Task:
Reproduce the listing exactly, with no pictures in your copy.

-=-=-=-=-

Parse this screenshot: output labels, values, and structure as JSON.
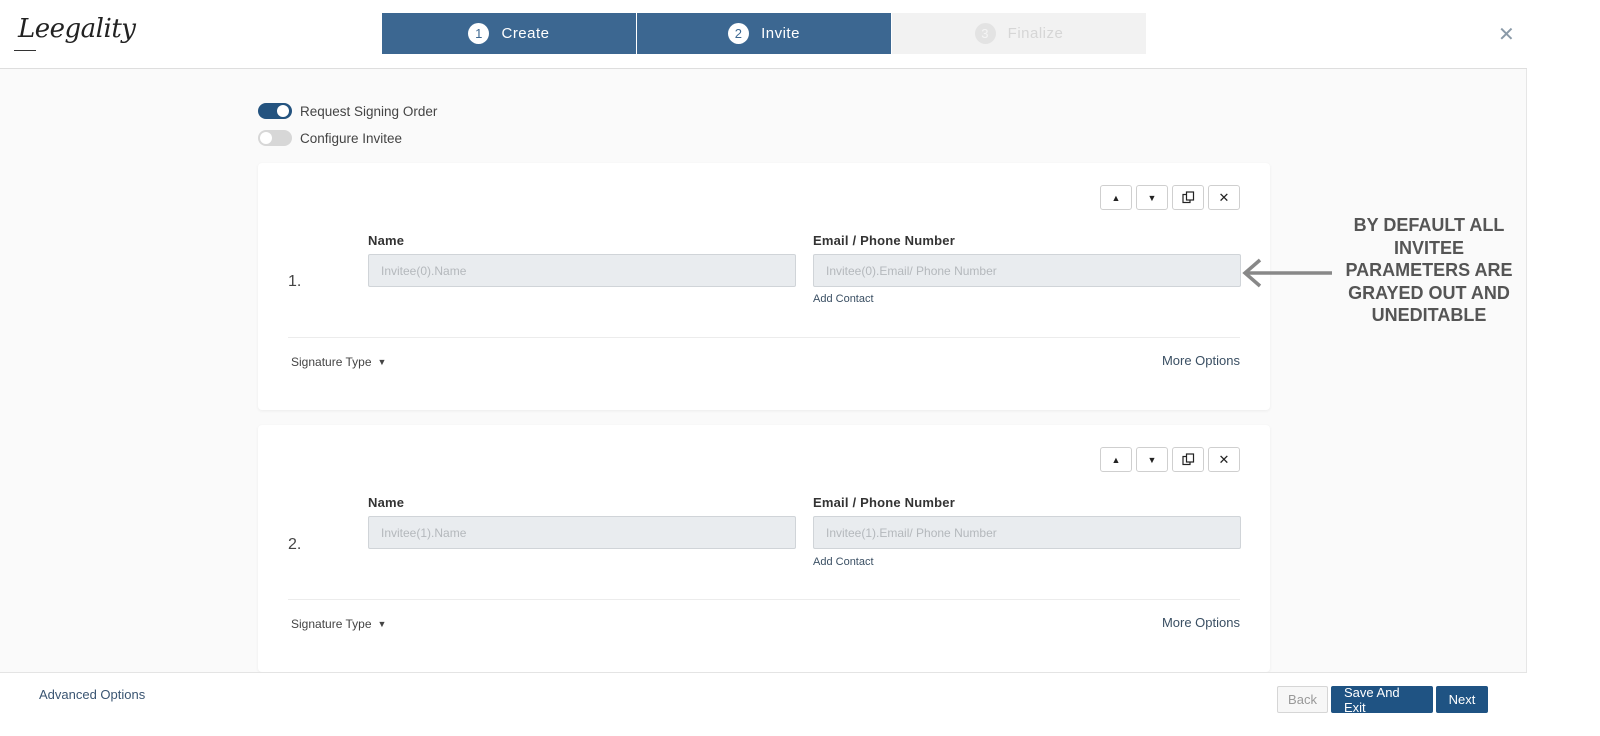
{
  "header": {
    "logo_text": "Leegality",
    "steps": [
      {
        "number": "1",
        "label": "Create",
        "state": "active"
      },
      {
        "number": "2",
        "label": "Invite",
        "state": "active"
      },
      {
        "number": "3",
        "label": "Finalize",
        "state": "inactive"
      }
    ],
    "close_icon": "close-icon"
  },
  "toggles": [
    {
      "label": "Request Signing Order",
      "on": true
    },
    {
      "label": "Configure Invitee",
      "on": false
    }
  ],
  "invitees": [
    {
      "index": "1.",
      "name_label": "Name",
      "name_placeholder": "Invitee(0).Name",
      "email_label": "Email / Phone Number",
      "email_placeholder": "Invitee(0).Email/ Phone Number",
      "add_contact": "Add Contact",
      "signature_type": "Signature Type",
      "more_options": "More Options"
    },
    {
      "index": "2.",
      "name_label": "Name",
      "name_placeholder": "Invitee(1).Name",
      "email_label": "Email / Phone Number",
      "email_placeholder": "Invitee(1).Email/ Phone Number",
      "add_contact": "Add Contact",
      "signature_type": "Signature Type",
      "more_options": "More Options"
    }
  ],
  "annotation": {
    "text": "BY DEFAULT ALL INVITEE PARAMETERS ARE GRAYED OUT AND UNEDITABLE",
    "color": "#555555"
  },
  "footer": {
    "advanced_options": "Advanced Options",
    "back_label": "Back",
    "save_exit_label": "Save And Exit",
    "next_label": "Next"
  },
  "colors": {
    "primary": "#1f5383",
    "step_active": "#3c6791",
    "input_disabled": "#e9ecef"
  }
}
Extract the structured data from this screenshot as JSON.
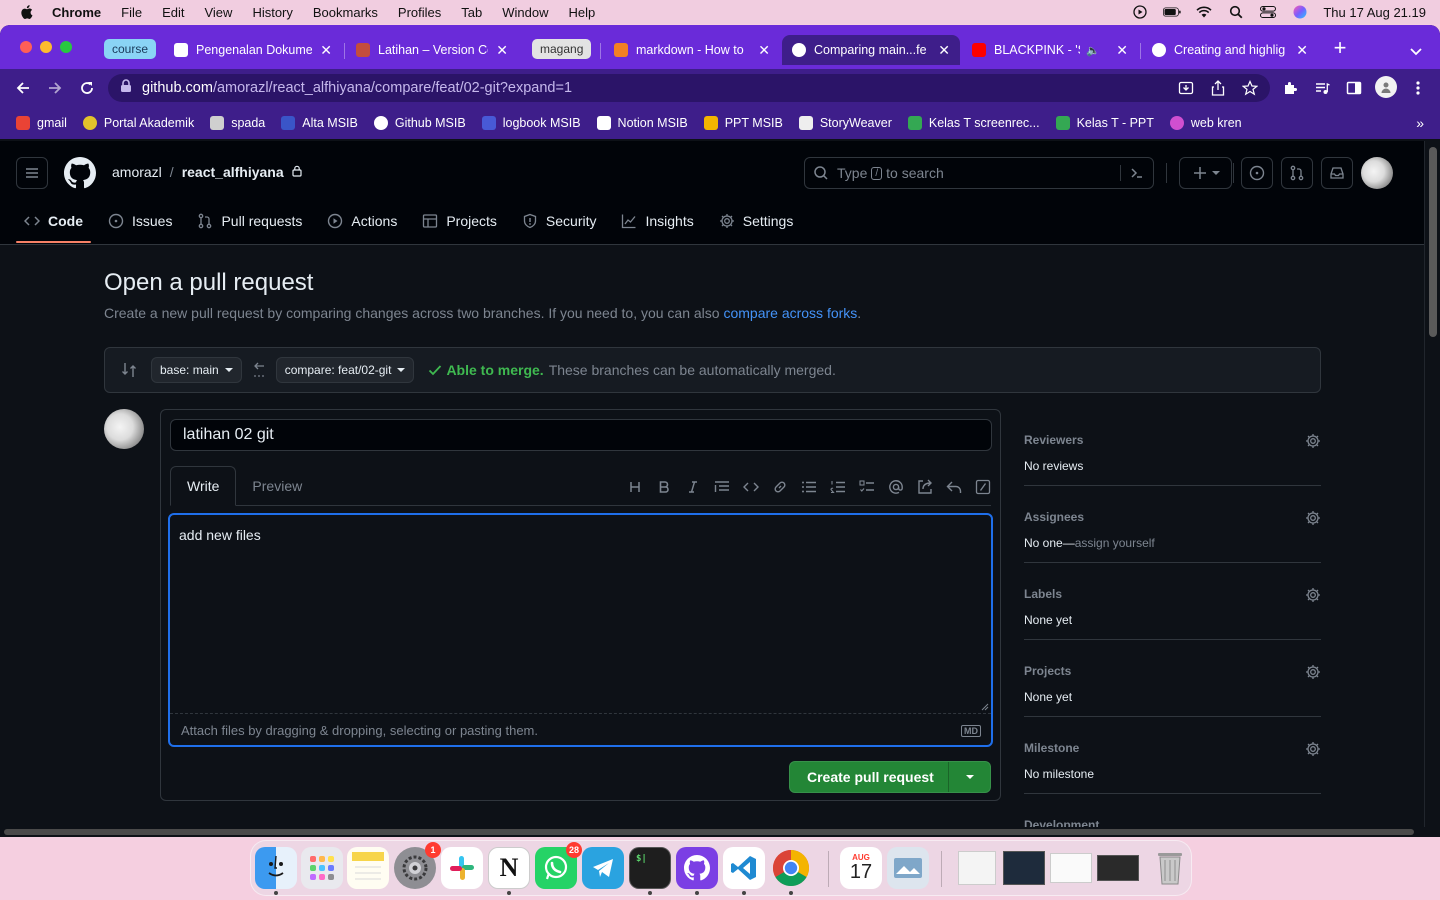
{
  "menubar": {
    "app": "Chrome",
    "items": [
      "File",
      "Edit",
      "View",
      "History",
      "Bookmarks",
      "Profiles",
      "Tab",
      "Window",
      "Help"
    ],
    "clock": "Thu 17 Aug  21.19"
  },
  "tabs": {
    "groups": [
      {
        "label": "course",
        "color": "#8ad4f5"
      },
      {
        "label": "magang",
        "color": "#e3e3e3"
      }
    ],
    "items": [
      {
        "label": "Pengenalan Dokume",
        "icon": "page-icon",
        "active": false
      },
      {
        "label": "Latihan – Version Co",
        "icon": "page-icon",
        "active": false
      },
      {
        "label": "markdown - How to",
        "icon": "stackoverflow-icon",
        "active": false
      },
      {
        "label": "Comparing main...fe",
        "icon": "github-icon",
        "active": true
      },
      {
        "label": "BLACKPINK - 'S",
        "icon": "youtube-icon",
        "active": false
      },
      {
        "label": "Creating and highlig",
        "icon": "github-icon",
        "active": false
      }
    ],
    "new_tab": "+"
  },
  "address": {
    "host": "github.com",
    "path": "/amorazl/react_alfhiyana/compare/feat/02-git?expand=1"
  },
  "bookmarks": [
    {
      "label": "gmail",
      "color": "#ea4335"
    },
    {
      "label": "Portal Akademik",
      "color": "#e2c22b"
    },
    {
      "label": "spada",
      "color": "#cfcfcf"
    },
    {
      "label": "Alta MSIB",
      "color": "#3a55c8"
    },
    {
      "label": "Github MSIB",
      "color": "#ffffff"
    },
    {
      "label": "logbook MSIB",
      "color": "#4859d6"
    },
    {
      "label": "Notion MSIB",
      "color": "#ffffff"
    },
    {
      "label": "PPT MSIB",
      "color": "#f4b400"
    },
    {
      "label": "StoryWeaver",
      "color": "#eeeeee"
    },
    {
      "label": "Kelas T screenrec...",
      "color": "#34a853"
    },
    {
      "label": "Kelas T - PPT",
      "color": "#34a853"
    },
    {
      "label": "web kren",
      "color": "#d04fd0"
    }
  ],
  "github": {
    "owner": "amorazl",
    "separator": "/",
    "repo": "react_alfhiyana",
    "search_placeholder_pre": "Type",
    "search_slash": "/",
    "search_placeholder_post": "to search",
    "nav": [
      {
        "label": "Code",
        "icon": "code-icon",
        "active": true
      },
      {
        "label": "Issues",
        "icon": "issue-icon",
        "active": false
      },
      {
        "label": "Pull requests",
        "icon": "pull-request-icon",
        "active": false
      },
      {
        "label": "Actions",
        "icon": "play-icon",
        "active": false
      },
      {
        "label": "Projects",
        "icon": "table-icon",
        "active": false
      },
      {
        "label": "Security",
        "icon": "shield-icon",
        "active": false
      },
      {
        "label": "Insights",
        "icon": "graph-icon",
        "active": false
      },
      {
        "label": "Settings",
        "icon": "gear-icon",
        "active": false
      }
    ]
  },
  "page": {
    "title": "Open a pull request",
    "description": "Create a new pull request by comparing changes across two branches. If you need to, you can also",
    "forks_link": "compare across forks",
    "description_end": "."
  },
  "range": {
    "base": "base: main",
    "compare": "compare: feat/02-git",
    "merge_status": "Able to merge.",
    "merge_note": "These branches can be automatically merged."
  },
  "composer": {
    "title_value": "latihan 02 git",
    "tab_write": "Write",
    "tab_preview": "Preview",
    "body": "add new files",
    "attach_hint": "Attach files by dragging & dropping, selecting or pasting them.",
    "markdown_badge": "MD",
    "submit": "Create pull request"
  },
  "sidebar": [
    {
      "heading": "Reviewers",
      "value": "No reviews",
      "sub": ""
    },
    {
      "heading": "Assignees",
      "value": "No one—",
      "sub": "assign yourself"
    },
    {
      "heading": "Labels",
      "value": "None yet",
      "sub": ""
    },
    {
      "heading": "Projects",
      "value": "None yet",
      "sub": ""
    },
    {
      "heading": "Milestone",
      "value": "No milestone",
      "sub": ""
    },
    {
      "heading": "Development",
      "value": "",
      "sub": ""
    }
  ],
  "dock": {
    "apps": [
      {
        "name": "Finder",
        "color": "#3c9af0",
        "running": true
      },
      {
        "name": "Launchpad",
        "color": "#e9e9ee",
        "running": false
      },
      {
        "name": "Notes",
        "color": "#f7d54a",
        "running": false
      },
      {
        "name": "System Settings",
        "color": "#8e8e93",
        "running": false,
        "badge": "1"
      },
      {
        "name": "Slack",
        "color": "#ffffff",
        "running": false
      },
      {
        "name": "Notion",
        "color": "#ffffff",
        "running": true
      },
      {
        "name": "WhatsApp",
        "color": "#25d366",
        "running": false,
        "badge": "28"
      },
      {
        "name": "Telegram",
        "color": "#2aa3e0",
        "running": false
      },
      {
        "name": "Terminal",
        "color": "#1e1e1e",
        "running": true
      },
      {
        "name": "GitHub Desktop",
        "color": "#7b3fe4",
        "running": true
      },
      {
        "name": "VS Code",
        "color": "#ffffff",
        "running": true
      },
      {
        "name": "Chrome",
        "color": "#ffffff",
        "running": true
      },
      {
        "name": "Calendar",
        "color": "#ffffff",
        "running": false,
        "month": "AUG",
        "day": "17"
      },
      {
        "name": "Preview",
        "color": "#dde5ee",
        "running": false
      }
    ]
  }
}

-=-=-=-=-

Task answer:
Parse this screenshot: output labels, values, and structure as JSON.
{
  "header": {
    "logo_text": "Leegality",
    "steps": [
      {
        "number": "1",
        "label": "Create",
        "state": "active"
      },
      {
        "number": "2",
        "label": "Invite",
        "state": "active"
      },
      {
        "number": "3",
        "label": "Finalize",
        "state": "inactive"
      }
    ],
    "close_icon": "close-icon"
  },
  "toggles": [
    {
      "label": "Request Signing Order",
      "on": true
    },
    {
      "label": "Configure Invitee",
      "on": false
    }
  ],
  "invitees": [
    {
      "index": "1.",
      "name_label": "Name",
      "name_placeholder": "Invitee(0).Name",
      "email_label": "Email / Phone Number",
      "email_placeholder": "Invitee(0).Email/ Phone Number",
      "add_contact": "Add Contact",
      "signature_type": "Signature Type",
      "more_options": "More Options"
    },
    {
      "index": "2.",
      "name_label": "Name",
      "name_placeholder": "Invitee(1).Name",
      "email_label": "Email / Phone Number",
      "email_placeholder": "Invitee(1).Email/ Phone Number",
      "add_contact": "Add Contact",
      "signature_type": "Signature Type",
      "more_options": "More Options"
    }
  ],
  "annotation": {
    "text": "BY DEFAULT ALL INVITEE PARAMETERS ARE GRAYED OUT AND UNEDITABLE",
    "color": "#555555"
  },
  "footer": {
    "advanced_options": "Advanced Options",
    "back_label": "Back",
    "save_exit_label": "Save And Exit",
    "next_label": "Next"
  },
  "colors": {
    "primary": "#1f5383",
    "step_active": "#3c6791",
    "input_disabled": "#e9ecef"
  }
}
Extract the structured data from this screenshot as JSON.
{
  "menubar": {
    "app": "Chrome",
    "items": [
      "File",
      "Edit",
      "View",
      "History",
      "Bookmarks",
      "Profiles",
      "Tab",
      "Window",
      "Help"
    ],
    "clock": "Thu 17 Aug  21.19"
  },
  "tabs": {
    "groups": [
      {
        "label": "course",
        "color": "#8ad4f5"
      },
      {
        "label": "magang",
        "color": "#e3e3e3"
      }
    ],
    "items": [
      {
        "label": "Pengenalan Dokume",
        "icon": "page-icon",
        "active": false
      },
      {
        "label": "Latihan – Version Co",
        "icon": "page-icon",
        "active": false
      },
      {
        "label": "markdown - How to",
        "icon": "stackoverflow-icon",
        "active": false
      },
      {
        "label": "Comparing main...fe",
        "icon": "github-icon",
        "active": true
      },
      {
        "label": "BLACKPINK - 'S",
        "icon": "youtube-icon",
        "active": false
      },
      {
        "label": "Creating and highlig",
        "icon": "github-icon",
        "active": false
      }
    ],
    "new_tab": "+"
  },
  "address": {
    "host": "github.com",
    "path": "/amorazl/react_alfhiyana/compare/feat/02-git?expand=1"
  },
  "bookmarks": [
    {
      "label": "gmail",
      "color": "#ea4335"
    },
    {
      "label": "Portal Akademik",
      "color": "#e2c22b"
    },
    {
      "label": "spada",
      "color": "#cfcfcf"
    },
    {
      "label": "Alta MSIB",
      "color": "#3a55c8"
    },
    {
      "label": "Github MSIB",
      "color": "#ffffff"
    },
    {
      "label": "logbook MSIB",
      "color": "#4859d6"
    },
    {
      "label": "Notion MSIB",
      "color": "#ffffff"
    },
    {
      "label": "PPT MSIB",
      "color": "#f4b400"
    },
    {
      "label": "StoryWeaver",
      "color": "#eeeeee"
    },
    {
      "label": "Kelas T screenrec...",
      "color": "#34a853"
    },
    {
      "label": "Kelas T - PPT",
      "color": "#34a853"
    },
    {
      "label": "web kren",
      "color": "#d04fd0"
    }
  ],
  "github": {
    "owner": "amorazl",
    "separator": "/",
    "repo": "react_alfhiyana",
    "search_placeholder_pre": "Type",
    "search_slash": "/",
    "search_placeholder_post": "to search",
    "nav": [
      {
        "label": "Code",
        "icon": "code-icon",
        "active": true
      },
      {
        "label": "Issues",
        "icon": "issue-icon",
        "active": false
      },
      {
        "label": "Pull requests",
        "icon": "pull-request-icon",
        "active": false
      },
      {
        "label": "Actions",
        "icon": "play-icon",
        "active": false
      },
      {
        "label": "Projects",
        "icon": "table-icon",
        "active": false
      },
      {
        "label": "Security",
        "icon": "shield-icon",
        "active": false
      },
      {
        "label": "Insights",
        "icon": "graph-icon",
        "active": false
      },
      {
        "label": "Settings",
        "icon": "gear-icon",
        "active": false
      }
    ]
  },
  "page": {
    "title": "Open a pull request",
    "description": "Create a new pull request by comparing changes across two branches. If you need to, you can also",
    "forks_link": "compare across forks",
    "description_end": "."
  },
  "range": {
    "base": "base: main",
    "compare": "compare: feat/02-git",
    "merge_status": "Able to merge.",
    "merge_note": "These branches can be automatically merged."
  },
  "composer": {
    "title_value": "latihan 02 git",
    "tab_write": "Write",
    "tab_preview": "Preview",
    "body": "add new files",
    "attach_hint": "Attach files by dragging & dropping, selecting or pasting them.",
    "markdown_badge": "MD",
    "submit": "Create pull request"
  },
  "sidebar": [
    {
      "heading": "Reviewers",
      "value": "No reviews",
      "sub": ""
    },
    {
      "heading": "Assignees",
      "value": "No one—",
      "sub": "assign yourself"
    },
    {
      "heading": "Labels",
      "value": "None yet",
      "sub": ""
    },
    {
      "heading": "Projects",
      "value": "None yet",
      "sub": ""
    },
    {
      "heading": "Milestone",
      "value": "No milestone",
      "sub": ""
    },
    {
      "heading": "Development",
      "value": "",
      "sub": ""
    }
  ],
  "dock": {
    "apps": [
      {
        "name": "Finder",
        "color": "#3c9af0",
        "running": true
      },
      {
        "name": "Launchpad",
        "color": "#e9e9ee",
        "running": false
      },
      {
        "name": "Notes",
        "color": "#f7d54a",
        "running": false
      },
      {
        "name": "System Settings",
        "color": "#8e8e93",
        "running": false,
        "badge": "1"
      },
      {
        "name": "Slack",
        "color": "#ffffff",
        "running": false
      },
      {
        "name": "Notion",
        "color": "#ffffff",
        "running": true
      },
      {
        "name": "WhatsApp",
        "color": "#25d366",
        "running": false,
        "badge": "28"
      },
      {
        "name": "Telegram",
        "color": "#2aa3e0",
        "running": false
      },
      {
        "name": "Terminal",
        "color": "#1e1e1e",
        "running": true
      },
      {
        "name": "GitHub Desktop",
        "color": "#7b3fe4",
        "running": true
      },
      {
        "name": "VS Code",
        "color": "#ffffff",
        "running": true
      },
      {
        "name": "Chrome",
        "color": "#ffffff",
        "running": true
      },
      {
        "name": "Calendar",
        "color": "#ffffff",
        "running": false,
        "month": "AUG",
        "day": "17"
      },
      {
        "name": "Preview",
        "color": "#dde5ee",
        "running": false
      }
    ]
  }
}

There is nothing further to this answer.